▶ [EXERCISE AIM] Leaving out all images, write out the records that follow exactly.

▶ [DATASET RECORDS]
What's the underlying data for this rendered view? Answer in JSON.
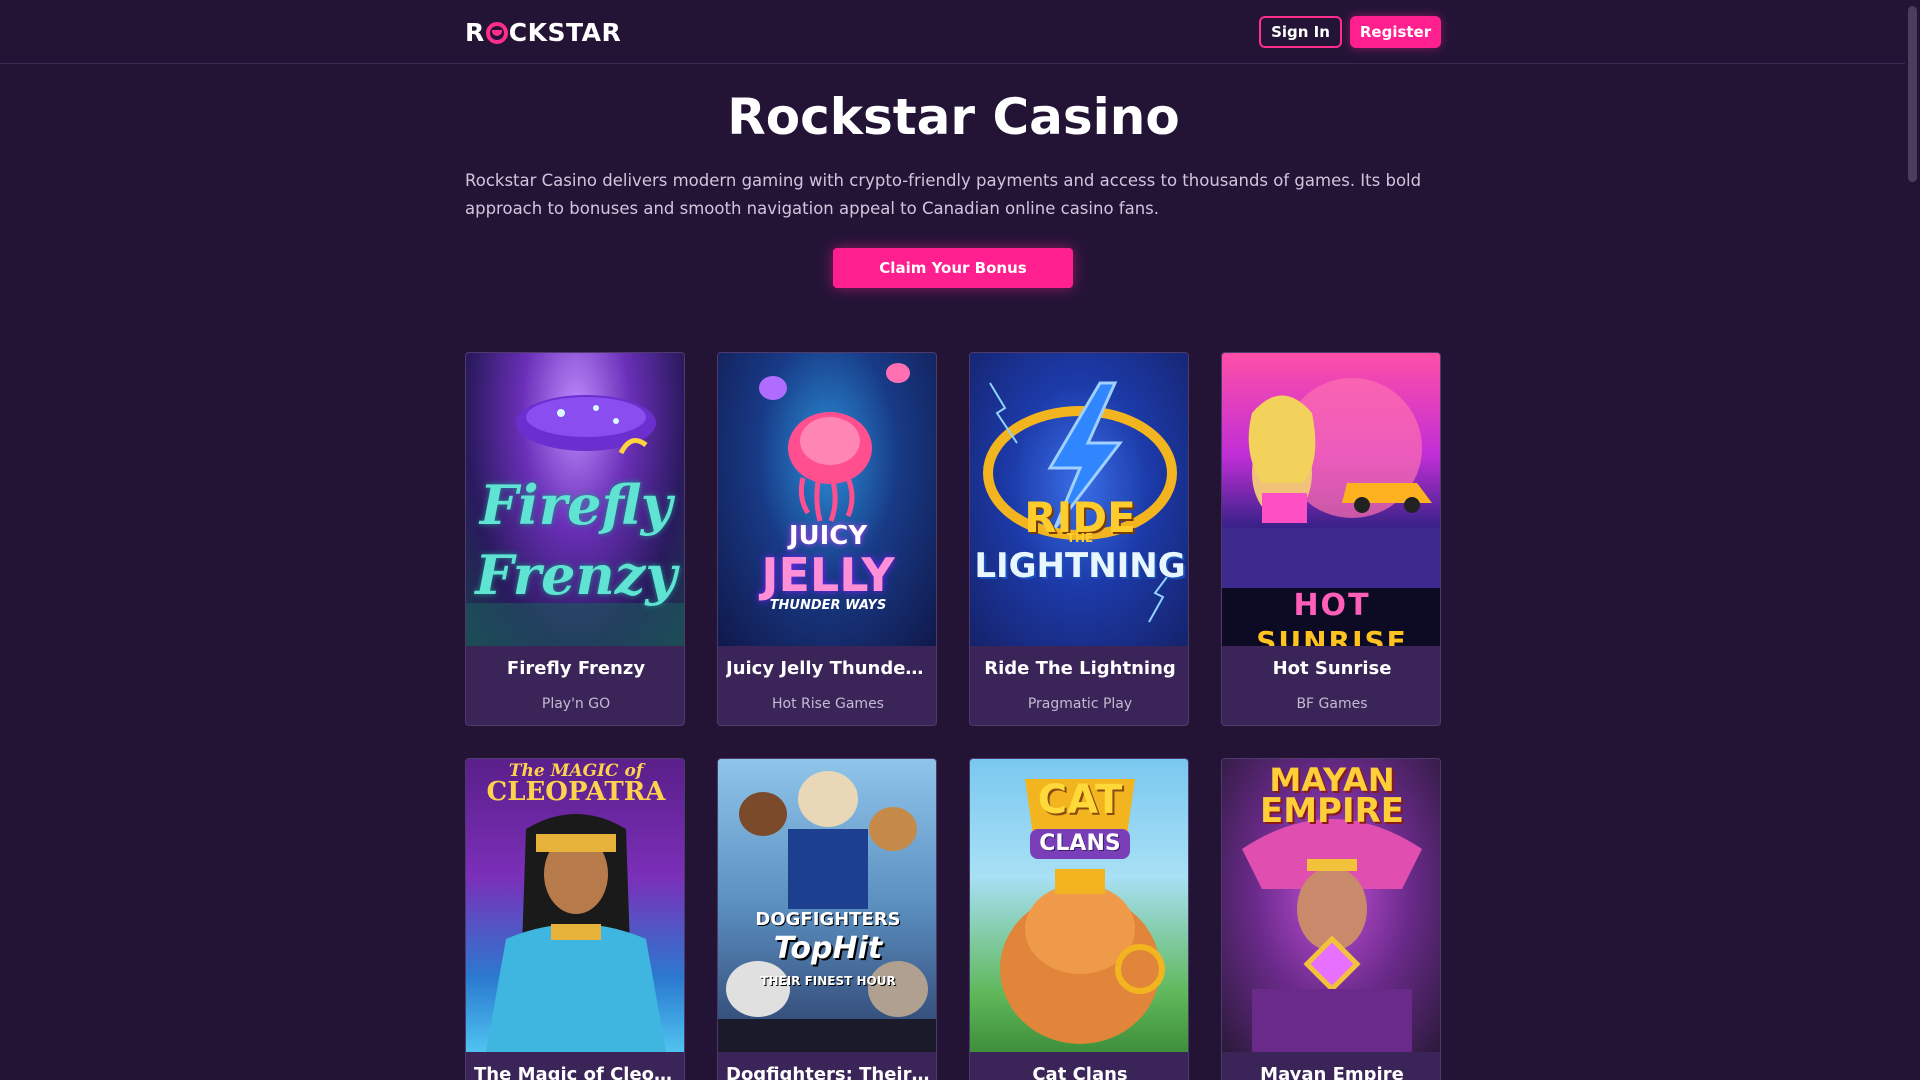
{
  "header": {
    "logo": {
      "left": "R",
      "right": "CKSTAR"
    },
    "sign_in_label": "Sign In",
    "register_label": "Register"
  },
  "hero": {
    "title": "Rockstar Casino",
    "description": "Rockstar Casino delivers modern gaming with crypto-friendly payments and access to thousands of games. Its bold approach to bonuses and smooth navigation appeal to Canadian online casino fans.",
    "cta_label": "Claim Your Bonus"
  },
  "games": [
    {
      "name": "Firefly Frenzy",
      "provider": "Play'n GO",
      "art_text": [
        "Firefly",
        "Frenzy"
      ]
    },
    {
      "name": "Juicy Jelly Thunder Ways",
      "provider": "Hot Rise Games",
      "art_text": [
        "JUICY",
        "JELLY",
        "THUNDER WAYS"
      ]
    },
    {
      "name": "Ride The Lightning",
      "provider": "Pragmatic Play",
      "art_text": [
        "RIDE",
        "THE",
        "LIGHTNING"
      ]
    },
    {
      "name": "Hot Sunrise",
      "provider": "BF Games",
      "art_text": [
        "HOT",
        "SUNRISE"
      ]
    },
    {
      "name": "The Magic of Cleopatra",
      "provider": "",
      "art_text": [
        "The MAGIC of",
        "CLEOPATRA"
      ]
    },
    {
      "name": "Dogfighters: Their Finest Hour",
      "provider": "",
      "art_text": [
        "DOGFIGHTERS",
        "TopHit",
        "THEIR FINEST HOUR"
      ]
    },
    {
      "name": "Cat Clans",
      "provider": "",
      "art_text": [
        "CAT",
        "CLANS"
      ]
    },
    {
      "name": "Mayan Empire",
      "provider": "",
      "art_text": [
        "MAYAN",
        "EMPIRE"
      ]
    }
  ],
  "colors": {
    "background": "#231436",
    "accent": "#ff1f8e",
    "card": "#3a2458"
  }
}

▶ [THE COMPLETED TASK]
What's the underlying data for this rendered view? Answer in JSON.
{
  "header": {
    "logo": {
      "left": "R",
      "right": "CKSTAR"
    },
    "sign_in_label": "Sign In",
    "register_label": "Register"
  },
  "hero": {
    "title": "Rockstar Casino",
    "description": "Rockstar Casino delivers modern gaming with crypto-friendly payments and access to thousands of games. Its bold approach to bonuses and smooth navigation appeal to Canadian online casino fans.",
    "cta_label": "Claim Your Bonus"
  },
  "games": [
    {
      "name": "Firefly Frenzy",
      "provider": "Play'n GO",
      "art_text": [
        "Firefly",
        "Frenzy"
      ]
    },
    {
      "name": "Juicy Jelly Thunder Ways",
      "provider": "Hot Rise Games",
      "art_text": [
        "JUICY",
        "JELLY",
        "THUNDER WAYS"
      ]
    },
    {
      "name": "Ride The Lightning",
      "provider": "Pragmatic Play",
      "art_text": [
        "RIDE",
        "THE",
        "LIGHTNING"
      ]
    },
    {
      "name": "Hot Sunrise",
      "provider": "BF Games",
      "art_text": [
        "HOT",
        "SUNRISE"
      ]
    },
    {
      "name": "The Magic of Cleopatra",
      "provider": "",
      "art_text": [
        "The MAGIC of",
        "CLEOPATRA"
      ]
    },
    {
      "name": "Dogfighters: Their Finest Hour",
      "provider": "",
      "art_text": [
        "DOGFIGHTERS",
        "TopHit",
        "THEIR FINEST HOUR"
      ]
    },
    {
      "name": "Cat Clans",
      "provider": "",
      "art_text": [
        "CAT",
        "CLANS"
      ]
    },
    {
      "name": "Mayan Empire",
      "provider": "",
      "art_text": [
        "MAYAN",
        "EMPIRE"
      ]
    }
  ],
  "colors": {
    "background": "#231436",
    "accent": "#ff1f8e",
    "card": "#3a2458"
  }
}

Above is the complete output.